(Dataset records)
================
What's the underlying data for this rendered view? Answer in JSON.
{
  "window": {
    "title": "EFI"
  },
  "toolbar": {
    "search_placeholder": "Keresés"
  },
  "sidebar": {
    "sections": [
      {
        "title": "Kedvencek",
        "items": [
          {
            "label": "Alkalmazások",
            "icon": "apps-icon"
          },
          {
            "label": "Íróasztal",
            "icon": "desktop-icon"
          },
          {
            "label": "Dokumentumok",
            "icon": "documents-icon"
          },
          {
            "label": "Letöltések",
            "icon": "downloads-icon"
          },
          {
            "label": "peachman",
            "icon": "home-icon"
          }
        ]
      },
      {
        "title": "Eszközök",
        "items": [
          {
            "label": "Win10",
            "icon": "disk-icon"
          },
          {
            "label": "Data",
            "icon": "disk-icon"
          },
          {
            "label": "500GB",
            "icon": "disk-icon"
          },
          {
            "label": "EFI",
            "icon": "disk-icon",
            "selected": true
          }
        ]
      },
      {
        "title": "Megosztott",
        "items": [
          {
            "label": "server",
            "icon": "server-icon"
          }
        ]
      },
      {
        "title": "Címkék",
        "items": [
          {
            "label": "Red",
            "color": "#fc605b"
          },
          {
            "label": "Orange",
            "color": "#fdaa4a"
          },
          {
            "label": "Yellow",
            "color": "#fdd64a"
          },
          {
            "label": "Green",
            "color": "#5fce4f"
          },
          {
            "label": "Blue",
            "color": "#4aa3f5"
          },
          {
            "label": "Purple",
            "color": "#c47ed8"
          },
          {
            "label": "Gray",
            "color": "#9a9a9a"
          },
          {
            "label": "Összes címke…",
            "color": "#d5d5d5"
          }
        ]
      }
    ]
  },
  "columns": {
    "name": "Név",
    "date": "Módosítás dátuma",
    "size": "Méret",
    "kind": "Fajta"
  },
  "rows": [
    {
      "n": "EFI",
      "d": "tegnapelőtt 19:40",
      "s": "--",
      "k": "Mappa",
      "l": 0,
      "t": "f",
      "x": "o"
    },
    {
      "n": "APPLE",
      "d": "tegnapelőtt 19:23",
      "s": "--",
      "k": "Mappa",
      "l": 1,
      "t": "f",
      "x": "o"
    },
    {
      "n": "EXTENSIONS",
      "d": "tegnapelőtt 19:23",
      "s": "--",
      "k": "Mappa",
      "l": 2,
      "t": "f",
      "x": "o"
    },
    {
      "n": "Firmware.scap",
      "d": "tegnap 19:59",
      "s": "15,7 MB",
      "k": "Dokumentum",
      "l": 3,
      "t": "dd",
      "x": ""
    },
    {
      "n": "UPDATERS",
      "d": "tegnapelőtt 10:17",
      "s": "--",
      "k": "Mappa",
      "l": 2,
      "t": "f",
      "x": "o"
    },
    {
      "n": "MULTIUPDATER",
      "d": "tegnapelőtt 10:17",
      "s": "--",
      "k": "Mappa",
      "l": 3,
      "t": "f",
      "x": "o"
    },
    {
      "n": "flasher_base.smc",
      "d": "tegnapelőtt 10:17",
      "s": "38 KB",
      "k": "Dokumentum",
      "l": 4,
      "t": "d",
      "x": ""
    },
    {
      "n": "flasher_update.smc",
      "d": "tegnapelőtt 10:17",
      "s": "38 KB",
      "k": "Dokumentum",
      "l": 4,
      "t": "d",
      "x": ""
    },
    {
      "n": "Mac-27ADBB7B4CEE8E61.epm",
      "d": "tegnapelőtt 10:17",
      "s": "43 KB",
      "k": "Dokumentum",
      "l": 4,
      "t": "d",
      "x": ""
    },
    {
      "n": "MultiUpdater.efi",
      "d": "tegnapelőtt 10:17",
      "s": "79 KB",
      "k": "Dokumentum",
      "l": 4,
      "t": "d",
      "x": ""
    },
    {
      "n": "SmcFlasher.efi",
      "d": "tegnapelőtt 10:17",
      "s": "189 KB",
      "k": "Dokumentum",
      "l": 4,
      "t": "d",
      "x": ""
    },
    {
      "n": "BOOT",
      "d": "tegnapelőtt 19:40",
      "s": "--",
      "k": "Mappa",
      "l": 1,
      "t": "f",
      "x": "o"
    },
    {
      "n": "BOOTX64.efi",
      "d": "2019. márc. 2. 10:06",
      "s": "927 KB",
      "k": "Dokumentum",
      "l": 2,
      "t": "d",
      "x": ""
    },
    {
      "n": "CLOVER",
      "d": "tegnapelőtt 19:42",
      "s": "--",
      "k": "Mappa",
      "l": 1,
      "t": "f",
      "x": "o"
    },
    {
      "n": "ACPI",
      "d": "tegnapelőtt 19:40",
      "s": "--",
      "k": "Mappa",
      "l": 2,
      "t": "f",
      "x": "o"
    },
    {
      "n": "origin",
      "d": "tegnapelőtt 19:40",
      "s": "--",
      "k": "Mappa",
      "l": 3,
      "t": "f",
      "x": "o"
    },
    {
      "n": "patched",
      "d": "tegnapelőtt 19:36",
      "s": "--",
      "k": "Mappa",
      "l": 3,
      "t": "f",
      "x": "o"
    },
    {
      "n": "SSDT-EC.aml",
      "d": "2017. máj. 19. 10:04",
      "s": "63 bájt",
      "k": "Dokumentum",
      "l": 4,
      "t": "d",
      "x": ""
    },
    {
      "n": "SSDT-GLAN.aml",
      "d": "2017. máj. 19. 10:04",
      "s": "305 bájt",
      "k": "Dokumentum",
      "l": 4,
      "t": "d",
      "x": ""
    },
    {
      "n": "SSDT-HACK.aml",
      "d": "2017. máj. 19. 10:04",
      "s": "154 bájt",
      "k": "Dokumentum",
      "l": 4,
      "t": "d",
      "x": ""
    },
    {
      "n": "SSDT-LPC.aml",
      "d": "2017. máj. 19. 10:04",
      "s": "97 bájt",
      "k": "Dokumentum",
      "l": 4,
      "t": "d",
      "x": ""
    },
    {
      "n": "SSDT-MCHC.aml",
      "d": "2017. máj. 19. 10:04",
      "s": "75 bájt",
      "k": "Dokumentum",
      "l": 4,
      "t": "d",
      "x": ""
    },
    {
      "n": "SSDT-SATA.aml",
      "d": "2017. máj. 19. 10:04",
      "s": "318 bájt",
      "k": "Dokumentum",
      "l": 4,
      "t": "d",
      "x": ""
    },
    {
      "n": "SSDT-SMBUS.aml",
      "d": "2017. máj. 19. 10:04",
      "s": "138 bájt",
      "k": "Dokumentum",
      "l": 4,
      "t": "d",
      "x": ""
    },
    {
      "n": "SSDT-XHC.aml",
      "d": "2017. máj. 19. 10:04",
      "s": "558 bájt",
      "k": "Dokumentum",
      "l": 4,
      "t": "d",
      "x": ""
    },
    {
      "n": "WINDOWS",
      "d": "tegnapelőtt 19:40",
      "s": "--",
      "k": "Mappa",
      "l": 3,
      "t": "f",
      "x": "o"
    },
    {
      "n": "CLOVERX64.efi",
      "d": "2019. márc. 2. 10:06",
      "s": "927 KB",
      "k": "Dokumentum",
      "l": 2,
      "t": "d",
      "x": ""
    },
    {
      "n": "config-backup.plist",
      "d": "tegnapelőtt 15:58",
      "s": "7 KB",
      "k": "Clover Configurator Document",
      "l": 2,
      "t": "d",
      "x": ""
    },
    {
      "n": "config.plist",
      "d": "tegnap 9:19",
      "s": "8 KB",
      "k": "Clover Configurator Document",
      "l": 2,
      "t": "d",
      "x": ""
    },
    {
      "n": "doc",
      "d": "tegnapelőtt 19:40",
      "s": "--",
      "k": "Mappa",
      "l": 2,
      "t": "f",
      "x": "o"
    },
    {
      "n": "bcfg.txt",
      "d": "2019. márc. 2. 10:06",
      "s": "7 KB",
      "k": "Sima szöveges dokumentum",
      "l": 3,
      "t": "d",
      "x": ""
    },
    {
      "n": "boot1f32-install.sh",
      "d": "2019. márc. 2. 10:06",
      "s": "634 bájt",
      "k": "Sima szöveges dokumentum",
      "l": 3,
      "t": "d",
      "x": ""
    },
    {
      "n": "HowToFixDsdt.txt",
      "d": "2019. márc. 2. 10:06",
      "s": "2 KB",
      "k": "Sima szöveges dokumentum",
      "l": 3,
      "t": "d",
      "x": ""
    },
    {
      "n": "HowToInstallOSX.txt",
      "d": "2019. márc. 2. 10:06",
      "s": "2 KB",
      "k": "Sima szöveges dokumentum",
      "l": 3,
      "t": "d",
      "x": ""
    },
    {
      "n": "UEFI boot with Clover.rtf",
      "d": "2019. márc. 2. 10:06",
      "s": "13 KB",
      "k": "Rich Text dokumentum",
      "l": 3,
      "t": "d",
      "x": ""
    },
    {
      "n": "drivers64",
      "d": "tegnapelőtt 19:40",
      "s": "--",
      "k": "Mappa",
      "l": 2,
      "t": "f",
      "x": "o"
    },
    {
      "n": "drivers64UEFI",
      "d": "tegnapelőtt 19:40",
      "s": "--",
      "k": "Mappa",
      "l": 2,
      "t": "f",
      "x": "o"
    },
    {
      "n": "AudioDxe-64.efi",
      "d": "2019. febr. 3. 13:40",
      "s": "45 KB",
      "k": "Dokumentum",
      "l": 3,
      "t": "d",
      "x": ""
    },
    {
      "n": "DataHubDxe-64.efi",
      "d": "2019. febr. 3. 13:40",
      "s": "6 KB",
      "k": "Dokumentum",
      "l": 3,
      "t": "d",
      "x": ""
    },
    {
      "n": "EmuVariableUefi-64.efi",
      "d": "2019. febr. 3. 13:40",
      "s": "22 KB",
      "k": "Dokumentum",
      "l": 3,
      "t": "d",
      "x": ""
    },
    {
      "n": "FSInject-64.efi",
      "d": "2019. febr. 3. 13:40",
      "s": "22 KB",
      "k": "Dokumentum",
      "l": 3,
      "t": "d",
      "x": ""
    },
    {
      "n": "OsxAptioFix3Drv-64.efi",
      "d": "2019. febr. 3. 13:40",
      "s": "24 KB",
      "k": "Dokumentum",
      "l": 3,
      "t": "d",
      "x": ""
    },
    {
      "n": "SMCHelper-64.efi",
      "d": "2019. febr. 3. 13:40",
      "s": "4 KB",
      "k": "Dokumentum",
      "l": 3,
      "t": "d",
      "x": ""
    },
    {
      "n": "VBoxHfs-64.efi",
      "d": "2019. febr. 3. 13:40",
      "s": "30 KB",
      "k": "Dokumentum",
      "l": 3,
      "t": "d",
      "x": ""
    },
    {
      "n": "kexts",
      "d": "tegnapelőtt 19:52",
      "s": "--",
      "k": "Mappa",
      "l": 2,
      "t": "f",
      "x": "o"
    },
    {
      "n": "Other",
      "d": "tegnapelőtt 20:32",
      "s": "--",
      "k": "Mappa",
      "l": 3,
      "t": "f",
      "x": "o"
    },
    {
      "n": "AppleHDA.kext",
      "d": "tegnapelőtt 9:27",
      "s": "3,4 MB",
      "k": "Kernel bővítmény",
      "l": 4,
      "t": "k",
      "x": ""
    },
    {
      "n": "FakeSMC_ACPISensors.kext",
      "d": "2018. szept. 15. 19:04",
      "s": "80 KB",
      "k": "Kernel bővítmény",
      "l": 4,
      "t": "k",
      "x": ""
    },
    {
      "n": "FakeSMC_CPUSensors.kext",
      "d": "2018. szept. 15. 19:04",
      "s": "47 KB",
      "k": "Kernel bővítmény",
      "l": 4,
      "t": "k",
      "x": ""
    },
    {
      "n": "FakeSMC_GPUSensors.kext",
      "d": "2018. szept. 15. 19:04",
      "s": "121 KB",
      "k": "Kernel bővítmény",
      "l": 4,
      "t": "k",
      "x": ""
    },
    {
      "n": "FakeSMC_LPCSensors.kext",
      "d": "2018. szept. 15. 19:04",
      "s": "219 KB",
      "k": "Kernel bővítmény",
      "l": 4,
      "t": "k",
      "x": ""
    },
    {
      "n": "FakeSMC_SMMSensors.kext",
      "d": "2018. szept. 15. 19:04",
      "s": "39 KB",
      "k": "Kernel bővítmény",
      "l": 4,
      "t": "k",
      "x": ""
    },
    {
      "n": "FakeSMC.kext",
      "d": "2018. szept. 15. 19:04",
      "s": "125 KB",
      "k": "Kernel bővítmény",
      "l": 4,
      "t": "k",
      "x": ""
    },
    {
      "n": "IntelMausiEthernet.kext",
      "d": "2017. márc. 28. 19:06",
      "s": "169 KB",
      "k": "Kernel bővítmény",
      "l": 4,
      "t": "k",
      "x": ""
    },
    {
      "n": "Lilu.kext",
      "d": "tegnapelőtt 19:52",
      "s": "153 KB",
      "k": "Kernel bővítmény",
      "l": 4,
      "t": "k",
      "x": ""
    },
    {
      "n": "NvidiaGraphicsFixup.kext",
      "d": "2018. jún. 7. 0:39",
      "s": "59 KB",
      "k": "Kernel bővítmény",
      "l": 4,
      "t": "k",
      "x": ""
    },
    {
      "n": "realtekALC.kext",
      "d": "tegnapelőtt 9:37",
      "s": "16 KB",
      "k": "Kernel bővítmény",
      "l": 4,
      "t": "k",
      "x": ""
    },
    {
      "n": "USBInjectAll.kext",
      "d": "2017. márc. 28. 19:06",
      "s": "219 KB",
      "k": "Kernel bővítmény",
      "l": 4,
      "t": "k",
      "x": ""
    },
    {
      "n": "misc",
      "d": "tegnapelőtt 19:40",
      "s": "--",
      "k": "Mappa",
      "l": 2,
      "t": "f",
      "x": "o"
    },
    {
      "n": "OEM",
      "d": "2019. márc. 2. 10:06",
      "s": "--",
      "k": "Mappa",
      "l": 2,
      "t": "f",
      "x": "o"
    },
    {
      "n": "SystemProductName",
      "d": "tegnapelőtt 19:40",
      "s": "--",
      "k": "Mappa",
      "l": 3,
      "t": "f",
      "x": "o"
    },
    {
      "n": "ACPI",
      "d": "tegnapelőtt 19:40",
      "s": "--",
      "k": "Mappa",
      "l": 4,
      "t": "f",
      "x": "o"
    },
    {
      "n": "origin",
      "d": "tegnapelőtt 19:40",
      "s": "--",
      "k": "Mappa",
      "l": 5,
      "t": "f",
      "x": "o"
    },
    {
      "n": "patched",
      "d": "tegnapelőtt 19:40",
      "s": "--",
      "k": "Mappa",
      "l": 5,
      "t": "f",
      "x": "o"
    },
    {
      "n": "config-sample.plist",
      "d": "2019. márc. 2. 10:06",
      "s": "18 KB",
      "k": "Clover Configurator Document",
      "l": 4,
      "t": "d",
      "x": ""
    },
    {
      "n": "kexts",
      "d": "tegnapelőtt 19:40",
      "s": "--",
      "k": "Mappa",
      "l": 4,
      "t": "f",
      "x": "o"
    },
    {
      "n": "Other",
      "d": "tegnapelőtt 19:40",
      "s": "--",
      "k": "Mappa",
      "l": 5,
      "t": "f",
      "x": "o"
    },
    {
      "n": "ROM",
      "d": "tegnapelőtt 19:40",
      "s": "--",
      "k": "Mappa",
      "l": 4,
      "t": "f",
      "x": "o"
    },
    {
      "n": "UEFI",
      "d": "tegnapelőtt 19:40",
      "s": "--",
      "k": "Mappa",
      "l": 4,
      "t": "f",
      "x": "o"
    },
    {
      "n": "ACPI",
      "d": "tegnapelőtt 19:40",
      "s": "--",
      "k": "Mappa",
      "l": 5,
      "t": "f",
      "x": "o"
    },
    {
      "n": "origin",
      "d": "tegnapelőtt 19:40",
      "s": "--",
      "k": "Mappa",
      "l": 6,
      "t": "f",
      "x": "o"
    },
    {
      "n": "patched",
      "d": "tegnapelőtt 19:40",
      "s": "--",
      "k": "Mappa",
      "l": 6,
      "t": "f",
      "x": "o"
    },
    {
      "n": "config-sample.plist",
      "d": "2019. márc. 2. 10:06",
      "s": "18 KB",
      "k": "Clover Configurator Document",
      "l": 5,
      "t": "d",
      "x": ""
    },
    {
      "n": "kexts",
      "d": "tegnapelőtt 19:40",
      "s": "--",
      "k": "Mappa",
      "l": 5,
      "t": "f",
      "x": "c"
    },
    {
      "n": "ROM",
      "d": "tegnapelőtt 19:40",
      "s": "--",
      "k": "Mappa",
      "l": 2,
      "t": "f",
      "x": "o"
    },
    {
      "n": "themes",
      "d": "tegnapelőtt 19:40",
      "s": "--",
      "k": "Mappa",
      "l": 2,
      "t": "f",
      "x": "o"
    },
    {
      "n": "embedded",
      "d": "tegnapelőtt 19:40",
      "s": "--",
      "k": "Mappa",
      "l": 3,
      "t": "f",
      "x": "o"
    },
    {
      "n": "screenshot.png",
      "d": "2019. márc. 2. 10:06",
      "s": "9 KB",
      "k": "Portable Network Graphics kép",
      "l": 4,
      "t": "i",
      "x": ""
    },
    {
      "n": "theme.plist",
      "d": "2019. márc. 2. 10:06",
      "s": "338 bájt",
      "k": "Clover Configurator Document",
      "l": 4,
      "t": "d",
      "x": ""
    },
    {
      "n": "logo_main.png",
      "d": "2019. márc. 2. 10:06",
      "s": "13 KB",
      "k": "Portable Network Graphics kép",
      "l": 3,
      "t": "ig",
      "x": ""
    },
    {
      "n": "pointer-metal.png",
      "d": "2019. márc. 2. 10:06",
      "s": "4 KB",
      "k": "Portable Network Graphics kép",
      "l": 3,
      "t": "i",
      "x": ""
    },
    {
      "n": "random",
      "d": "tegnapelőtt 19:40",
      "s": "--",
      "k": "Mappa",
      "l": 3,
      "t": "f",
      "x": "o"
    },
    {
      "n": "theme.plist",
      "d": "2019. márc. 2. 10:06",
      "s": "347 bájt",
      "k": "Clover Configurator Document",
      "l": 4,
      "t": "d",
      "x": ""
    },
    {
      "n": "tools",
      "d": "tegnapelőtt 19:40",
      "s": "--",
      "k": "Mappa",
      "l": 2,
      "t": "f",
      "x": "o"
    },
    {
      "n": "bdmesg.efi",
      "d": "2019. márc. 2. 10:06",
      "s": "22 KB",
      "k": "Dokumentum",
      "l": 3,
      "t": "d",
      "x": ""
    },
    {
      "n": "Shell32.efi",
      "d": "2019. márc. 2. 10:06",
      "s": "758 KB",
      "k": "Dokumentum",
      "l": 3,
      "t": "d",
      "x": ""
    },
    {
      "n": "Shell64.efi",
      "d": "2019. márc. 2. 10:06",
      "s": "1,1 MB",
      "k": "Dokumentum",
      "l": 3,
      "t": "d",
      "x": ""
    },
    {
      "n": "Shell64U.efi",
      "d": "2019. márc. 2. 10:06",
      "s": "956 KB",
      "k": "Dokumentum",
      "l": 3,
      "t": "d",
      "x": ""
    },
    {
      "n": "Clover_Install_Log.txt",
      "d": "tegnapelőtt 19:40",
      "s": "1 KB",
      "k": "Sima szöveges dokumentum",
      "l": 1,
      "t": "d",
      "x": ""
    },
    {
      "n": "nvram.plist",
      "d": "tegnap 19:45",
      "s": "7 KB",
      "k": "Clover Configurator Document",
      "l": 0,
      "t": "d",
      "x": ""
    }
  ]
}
================
▶ [Work to do]: Count every line in the preceding entries where the string "icon" appears, then state only the total.

▶ [Written answer]: 10